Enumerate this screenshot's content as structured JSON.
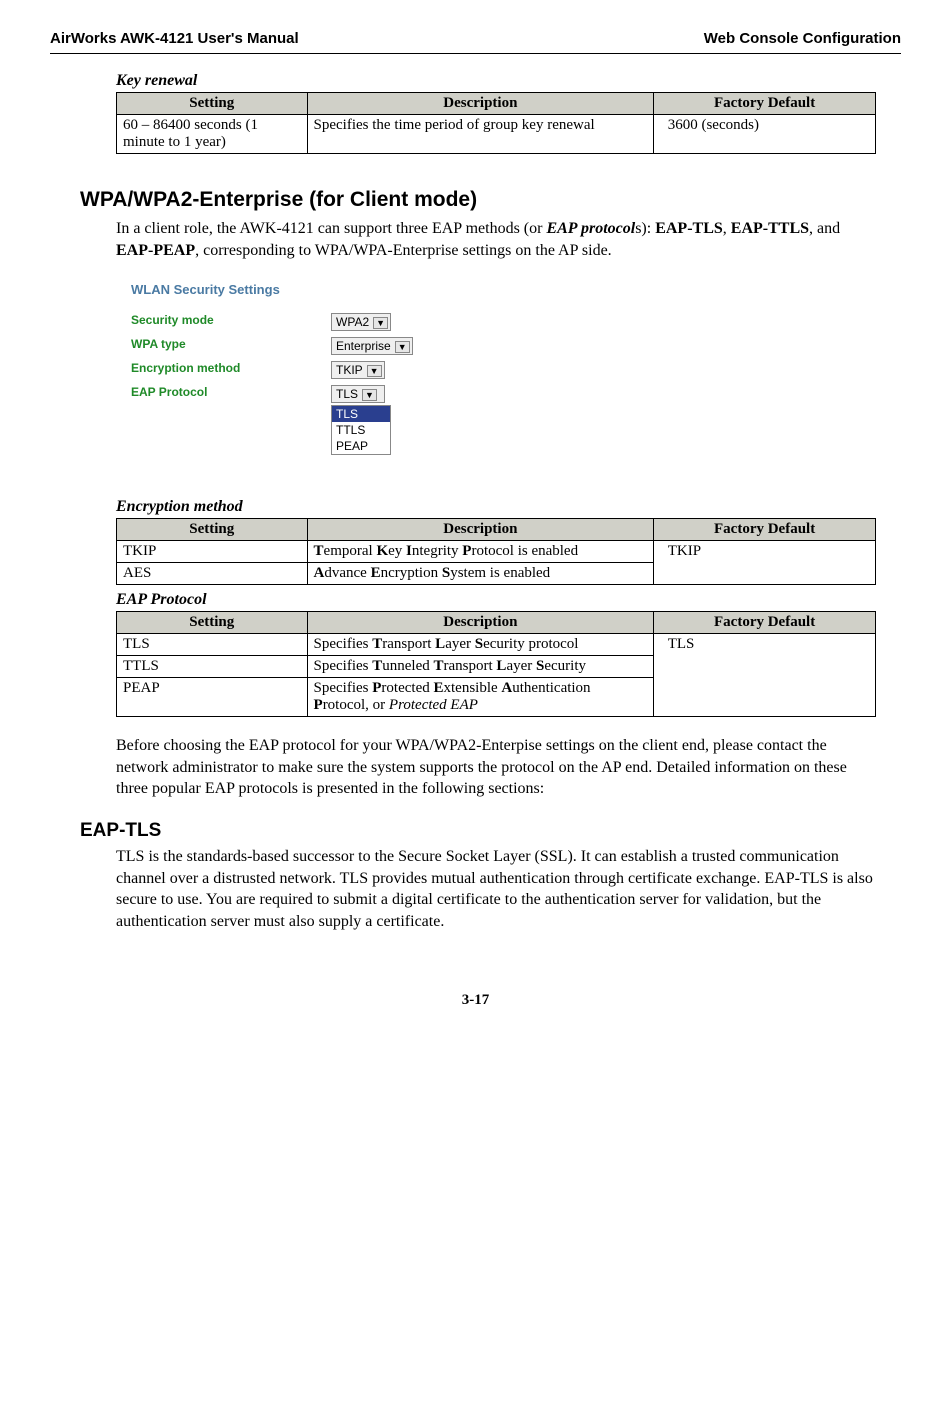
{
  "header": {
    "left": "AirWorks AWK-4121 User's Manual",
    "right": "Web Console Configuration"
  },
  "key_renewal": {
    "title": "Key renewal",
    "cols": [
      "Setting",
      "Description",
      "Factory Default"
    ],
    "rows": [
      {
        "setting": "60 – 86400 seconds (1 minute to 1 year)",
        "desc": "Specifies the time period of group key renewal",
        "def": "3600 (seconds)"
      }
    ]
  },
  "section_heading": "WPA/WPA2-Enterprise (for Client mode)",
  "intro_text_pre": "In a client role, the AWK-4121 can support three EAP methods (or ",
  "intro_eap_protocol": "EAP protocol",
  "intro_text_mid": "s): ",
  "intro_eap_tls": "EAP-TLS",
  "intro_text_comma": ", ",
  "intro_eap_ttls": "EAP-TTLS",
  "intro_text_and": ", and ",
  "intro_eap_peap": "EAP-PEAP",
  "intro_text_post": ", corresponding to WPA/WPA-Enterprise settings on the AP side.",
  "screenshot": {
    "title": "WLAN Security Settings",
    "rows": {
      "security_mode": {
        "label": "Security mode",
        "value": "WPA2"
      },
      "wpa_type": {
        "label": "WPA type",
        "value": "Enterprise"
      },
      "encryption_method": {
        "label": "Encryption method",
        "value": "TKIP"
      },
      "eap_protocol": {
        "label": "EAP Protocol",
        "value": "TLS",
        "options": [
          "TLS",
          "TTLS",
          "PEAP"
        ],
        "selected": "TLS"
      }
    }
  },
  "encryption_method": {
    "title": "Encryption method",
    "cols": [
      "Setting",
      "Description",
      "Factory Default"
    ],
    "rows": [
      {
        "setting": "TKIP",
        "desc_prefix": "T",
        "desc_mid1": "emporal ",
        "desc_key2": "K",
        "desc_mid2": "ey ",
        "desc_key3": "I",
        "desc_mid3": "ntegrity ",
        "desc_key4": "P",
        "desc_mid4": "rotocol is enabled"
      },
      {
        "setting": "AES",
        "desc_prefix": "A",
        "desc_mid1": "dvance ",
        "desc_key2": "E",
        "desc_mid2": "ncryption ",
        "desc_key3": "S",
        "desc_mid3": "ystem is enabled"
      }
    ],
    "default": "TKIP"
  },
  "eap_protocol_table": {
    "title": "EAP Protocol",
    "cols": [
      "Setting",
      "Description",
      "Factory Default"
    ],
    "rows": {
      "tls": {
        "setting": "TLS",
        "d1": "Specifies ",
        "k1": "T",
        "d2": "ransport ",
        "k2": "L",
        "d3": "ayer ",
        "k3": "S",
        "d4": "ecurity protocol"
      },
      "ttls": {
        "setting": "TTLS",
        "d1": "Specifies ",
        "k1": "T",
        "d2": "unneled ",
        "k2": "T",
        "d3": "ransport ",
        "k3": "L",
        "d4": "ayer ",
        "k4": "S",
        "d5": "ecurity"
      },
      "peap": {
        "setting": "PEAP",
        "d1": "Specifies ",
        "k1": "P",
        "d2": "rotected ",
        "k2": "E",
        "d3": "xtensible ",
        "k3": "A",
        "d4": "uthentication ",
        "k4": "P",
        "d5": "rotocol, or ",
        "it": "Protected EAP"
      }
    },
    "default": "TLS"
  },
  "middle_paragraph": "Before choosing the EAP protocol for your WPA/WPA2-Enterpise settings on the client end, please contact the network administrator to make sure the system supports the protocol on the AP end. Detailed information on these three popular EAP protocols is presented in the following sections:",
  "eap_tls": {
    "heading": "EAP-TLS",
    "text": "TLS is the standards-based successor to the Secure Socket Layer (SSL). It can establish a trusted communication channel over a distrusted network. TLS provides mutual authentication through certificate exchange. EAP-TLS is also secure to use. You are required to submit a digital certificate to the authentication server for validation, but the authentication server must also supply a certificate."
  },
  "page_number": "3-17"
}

^^^^

## Written task
Print each line of the material above exactly, with the pictures removed from your copy.

## Final result
Enumerate this screenshot's content as structured JSON.
{
  "header": {
    "left": "AirWorks AWK-4121 User's Manual",
    "right": "Web Console Configuration"
  },
  "key_renewal": {
    "title": "Key renewal",
    "cols": [
      "Setting",
      "Description",
      "Factory Default"
    ],
    "rows": [
      {
        "setting": "60 – 86400 seconds (1 minute to 1 year)",
        "desc": "Specifies the time period of group key renewal",
        "def": "3600 (seconds)"
      }
    ]
  },
  "section_heading": "WPA/WPA2-Enterprise (for Client mode)",
  "intro_text_pre": "In a client role, the AWK-4121 can support three EAP methods (or ",
  "intro_eap_protocol": "EAP protocol",
  "intro_text_mid": "s): ",
  "intro_eap_tls": "EAP-TLS",
  "intro_text_comma": ", ",
  "intro_eap_ttls": "EAP-TTLS",
  "intro_text_and": ", and ",
  "intro_eap_peap": "EAP-PEAP",
  "intro_text_post": ", corresponding to WPA/WPA-Enterprise settings on the AP side.",
  "screenshot": {
    "title": "WLAN Security Settings",
    "rows": {
      "security_mode": {
        "label": "Security mode",
        "value": "WPA2"
      },
      "wpa_type": {
        "label": "WPA type",
        "value": "Enterprise"
      },
      "encryption_method": {
        "label": "Encryption method",
        "value": "TKIP"
      },
      "eap_protocol": {
        "label": "EAP Protocol",
        "value": "TLS",
        "options": [
          "TLS",
          "TTLS",
          "PEAP"
        ],
        "selected": "TLS"
      }
    }
  },
  "encryption_method": {
    "title": "Encryption method",
    "cols": [
      "Setting",
      "Description",
      "Factory Default"
    ],
    "rows": [
      {
        "setting": "TKIP",
        "desc_prefix": "T",
        "desc_mid1": "emporal ",
        "desc_key2": "K",
        "desc_mid2": "ey ",
        "desc_key3": "I",
        "desc_mid3": "ntegrity ",
        "desc_key4": "P",
        "desc_mid4": "rotocol is enabled"
      },
      {
        "setting": "AES",
        "desc_prefix": "A",
        "desc_mid1": "dvance ",
        "desc_key2": "E",
        "desc_mid2": "ncryption ",
        "desc_key3": "S",
        "desc_mid3": "ystem is enabled"
      }
    ],
    "default": "TKIP"
  },
  "eap_protocol_table": {
    "title": "EAP Protocol",
    "cols": [
      "Setting",
      "Description",
      "Factory Default"
    ],
    "rows": {
      "tls": {
        "setting": "TLS",
        "d1": "Specifies ",
        "k1": "T",
        "d2": "ransport ",
        "k2": "L",
        "d3": "ayer ",
        "k3": "S",
        "d4": "ecurity protocol"
      },
      "ttls": {
        "setting": "TTLS",
        "d1": "Specifies ",
        "k1": "T",
        "d2": "unneled ",
        "k2": "T",
        "d3": "ransport ",
        "k3": "L",
        "d4": "ayer ",
        "k4": "S",
        "d5": "ecurity"
      },
      "peap": {
        "setting": "PEAP",
        "d1": "Specifies ",
        "k1": "P",
        "d2": "rotected ",
        "k2": "E",
        "d3": "xtensible ",
        "k3": "A",
        "d4": "uthentication ",
        "k4": "P",
        "d5": "rotocol, or ",
        "it": "Protected EAP"
      }
    },
    "default": "TLS"
  },
  "middle_paragraph": "Before choosing the EAP protocol for your WPA/WPA2-Enterpise settings on the client end, please contact the network administrator to make sure the system supports the protocol on the AP end. Detailed information on these three popular EAP protocols is presented in the following sections:",
  "eap_tls": {
    "heading": "EAP-TLS",
    "text": "TLS is the standards-based successor to the Secure Socket Layer (SSL). It can establish a trusted communication channel over a distrusted network. TLS provides mutual authentication through certificate exchange. EAP-TLS is also secure to use. You are required to submit a digital certificate to the authentication server for validation, but the authentication server must also supply a certificate."
  },
  "page_number": "3-17"
}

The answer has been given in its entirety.